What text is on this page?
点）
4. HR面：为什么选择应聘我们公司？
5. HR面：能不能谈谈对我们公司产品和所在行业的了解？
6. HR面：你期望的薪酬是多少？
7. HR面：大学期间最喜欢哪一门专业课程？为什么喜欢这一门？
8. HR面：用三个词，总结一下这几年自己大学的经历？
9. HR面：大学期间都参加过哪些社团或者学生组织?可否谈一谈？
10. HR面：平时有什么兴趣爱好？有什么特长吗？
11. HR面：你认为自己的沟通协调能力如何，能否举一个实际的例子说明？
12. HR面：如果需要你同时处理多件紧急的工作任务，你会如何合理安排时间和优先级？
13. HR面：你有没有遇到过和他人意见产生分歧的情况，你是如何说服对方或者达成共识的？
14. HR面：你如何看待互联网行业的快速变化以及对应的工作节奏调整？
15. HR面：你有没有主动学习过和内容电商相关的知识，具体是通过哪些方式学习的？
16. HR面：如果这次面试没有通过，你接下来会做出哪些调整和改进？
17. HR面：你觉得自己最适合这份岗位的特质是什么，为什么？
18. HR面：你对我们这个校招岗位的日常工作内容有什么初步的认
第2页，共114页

### [What is required]
Transcribe the data. Leave every line exactly as it is.

### [Result of the exercise]
What text is on this page?
点）
4. HR面：为什么选择应聘我们公司？
5. HR面：能不能谈谈对我们公司产品和所在行业的了解？
6. HR面：你期望的薪酬是多少？
7. HR面：大学期间最喜欢哪一门专业课程？为什么喜欢这一门？
8. HR面：用三个词，总结一下这几年自己大学的经历？
9. HR面：大学期间都参加过哪些社团或者学生组织?可否谈一谈？
10. HR面：平时有什么兴趣爱好？有什么特长吗？
11. HR面：你认为自己的沟通协调能力如何，能否举一个实际的例子说明？
12. HR面：如果需要你同时处理多件紧急的工作任务，你会如何合理安排时间和优先级？
13. HR面：你有没有遇到过和他人意见产生分歧的情况，你是如何说服对方或者达成共识的？
14. HR面：你如何看待互联网行业的快速变化以及对应的工作节奏调整？
15. HR面：你有没有主动学习过和内容电商相关的知识，具体是通过哪些方式学习的？
16. HR面：如果这次面试没有通过，你接下来会做出哪些调整和改进？
17. HR面：你觉得自己最适合这份岗位的特质是什么，为什么？
18. HR面：你对我们这个校招岗位的日常工作内容有什么初步的认
第2页，共114页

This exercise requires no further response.